_Texte proposé_
......

Depuis quinze ans, Oggy et les cafards se combattent sur petit écran. Aujourd’hui, ils passent à la vitesse supérieure au cinéma pour le plus grand plaisir des fans de cartoon traditionnel. Mais, à défaut d’une vraie histoire à raconter, le gros chat et ses trois petits bourreaux tournent très vite en rond.
La société Xilam Animation, fondée en 1999, est à l’origine de beaux succès animés : Les Zinzins de l’espace, Ratz, Lucky Luke, Oggy et les cafards. Les aventures sans dialogues du chat et des insectes ont parcouru le monde grâce à la force de leur dimension visuelle et à la qualité du travail sur une bande son toujours hyper expressive. En travaillant les codes du slapstick et en développant des récits courts sur une structure cartoonesque à la Tex Avery, Oggy et les cafards a permis la permanence de ce genre de productions et a contribué au dynamisme et à la diversité de l’animation française. Cette formule a certes fait recette à la télévision, mais elle ne suffit pas pour construire un long-métrage intéressant, où la question du scénario devient capitale pour jongler entre le rythme effréné du cartoon et la complexité narrative d’un film long.

......

_Matériel d'étude_
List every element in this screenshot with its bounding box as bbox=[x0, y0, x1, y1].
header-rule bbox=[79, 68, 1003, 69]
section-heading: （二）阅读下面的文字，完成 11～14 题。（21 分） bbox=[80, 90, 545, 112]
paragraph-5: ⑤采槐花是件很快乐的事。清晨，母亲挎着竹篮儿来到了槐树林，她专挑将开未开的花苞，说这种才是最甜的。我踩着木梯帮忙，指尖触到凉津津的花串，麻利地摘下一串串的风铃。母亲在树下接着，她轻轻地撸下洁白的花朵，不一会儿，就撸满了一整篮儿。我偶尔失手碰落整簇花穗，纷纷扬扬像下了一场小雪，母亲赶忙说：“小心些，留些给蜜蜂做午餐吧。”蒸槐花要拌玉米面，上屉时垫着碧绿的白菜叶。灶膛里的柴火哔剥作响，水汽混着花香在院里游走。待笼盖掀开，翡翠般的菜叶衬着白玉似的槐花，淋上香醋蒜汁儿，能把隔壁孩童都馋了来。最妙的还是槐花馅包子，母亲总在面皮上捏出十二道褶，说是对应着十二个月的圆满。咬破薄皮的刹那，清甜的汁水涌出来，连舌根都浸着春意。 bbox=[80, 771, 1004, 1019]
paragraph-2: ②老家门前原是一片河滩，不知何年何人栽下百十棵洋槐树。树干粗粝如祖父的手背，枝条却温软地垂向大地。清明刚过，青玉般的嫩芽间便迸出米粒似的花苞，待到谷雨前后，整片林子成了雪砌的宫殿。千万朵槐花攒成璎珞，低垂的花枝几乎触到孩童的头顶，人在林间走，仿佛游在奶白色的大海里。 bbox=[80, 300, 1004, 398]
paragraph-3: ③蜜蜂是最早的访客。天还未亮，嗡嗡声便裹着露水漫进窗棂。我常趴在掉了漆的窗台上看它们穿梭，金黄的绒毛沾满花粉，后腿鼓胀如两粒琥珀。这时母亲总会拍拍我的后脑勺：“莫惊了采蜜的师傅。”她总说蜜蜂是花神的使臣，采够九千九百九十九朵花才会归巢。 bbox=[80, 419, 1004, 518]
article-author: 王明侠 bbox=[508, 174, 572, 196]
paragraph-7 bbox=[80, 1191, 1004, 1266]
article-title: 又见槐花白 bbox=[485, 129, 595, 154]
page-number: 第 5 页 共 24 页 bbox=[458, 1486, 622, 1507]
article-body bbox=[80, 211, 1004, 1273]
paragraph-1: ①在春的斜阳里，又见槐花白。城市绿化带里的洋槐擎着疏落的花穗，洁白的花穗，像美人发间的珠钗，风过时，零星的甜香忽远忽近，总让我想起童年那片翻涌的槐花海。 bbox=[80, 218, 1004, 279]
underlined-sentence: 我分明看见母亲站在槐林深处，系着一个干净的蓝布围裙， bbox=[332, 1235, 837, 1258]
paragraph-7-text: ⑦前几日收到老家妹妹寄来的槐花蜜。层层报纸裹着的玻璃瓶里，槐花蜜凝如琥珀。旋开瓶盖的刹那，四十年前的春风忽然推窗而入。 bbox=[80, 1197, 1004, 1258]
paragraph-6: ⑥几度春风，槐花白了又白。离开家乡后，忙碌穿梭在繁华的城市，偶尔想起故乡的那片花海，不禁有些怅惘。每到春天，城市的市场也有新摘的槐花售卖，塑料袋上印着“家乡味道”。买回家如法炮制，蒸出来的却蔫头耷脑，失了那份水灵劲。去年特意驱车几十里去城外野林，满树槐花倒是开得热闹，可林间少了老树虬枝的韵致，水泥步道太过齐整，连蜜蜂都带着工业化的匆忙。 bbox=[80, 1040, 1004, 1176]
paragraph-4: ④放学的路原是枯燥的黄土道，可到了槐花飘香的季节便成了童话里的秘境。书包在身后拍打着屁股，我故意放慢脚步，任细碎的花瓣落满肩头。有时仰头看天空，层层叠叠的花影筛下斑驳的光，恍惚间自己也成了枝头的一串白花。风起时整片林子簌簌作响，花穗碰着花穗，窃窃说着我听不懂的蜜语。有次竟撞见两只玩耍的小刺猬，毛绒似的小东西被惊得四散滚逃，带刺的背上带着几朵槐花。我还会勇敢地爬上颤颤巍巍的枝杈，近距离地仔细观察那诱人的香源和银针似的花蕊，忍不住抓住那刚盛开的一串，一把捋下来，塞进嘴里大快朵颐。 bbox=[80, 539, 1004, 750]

......

_Exercices à faire_
**1.** Recopiez fidèlement tout le passage du texte proposé sur Oggy et les cafards, depuis « La société Xilam » jusqu'à « d’un film long. ».
**2.** Répondez à ces questions à l'aide du texte proposé sur Oggy et les cafards.
(a) Depuis combien d'années Oggy et les cafards se combattent-ils sur petit écran ?
(b) En quelle année la société Xilam Animation a-t-elle été fondée ?
(c) À la manière de qui est la structure cartoonesque des récits courts ?
**3.** Dressez la liste des succès animés attribués à la société Xilam Animation dans le texte proposé.
Les enregistrements n'ont aucun rapport avec le texte proposé.

_Corrigé des activités_
**1.**
La société Xilam Animation, fondée en 1999, est à l’origine de beaux succès animés : Les Zinzins de l’espace, Ratz, Lucky Luke, Oggy et les cafards. Les aventures sans dialogues du chat et des insectes ont parcouru le monde grâce à la force de leur dimension visuelle et à la qualité du travail sur une bande son toujours hyper expressive. En travaillant les codes du slapstick et en développant des récits courts sur une structure cartoonesque à la Tex Avery, Oggy et les cafards a permis la permanence de ce genre de productions et a contribué au dynamisme et à la diversité de l’animation française. Cette formule a certes fait recette à la télévision, mais elle ne suffit pas pour construire un long-métrage intéressant, où la question du scénario devient capitale pour jongler entre le rythme effréné du cartoon et la complexité narrative d’un film long.

**2.**
(a) Depuis quinze ans.
(b) En 1999.
(c) À la manière de Tex Avery.

**3.** Les Zinzins de l'espace, Ratz, Lucky Luke, Oggy et les cafards.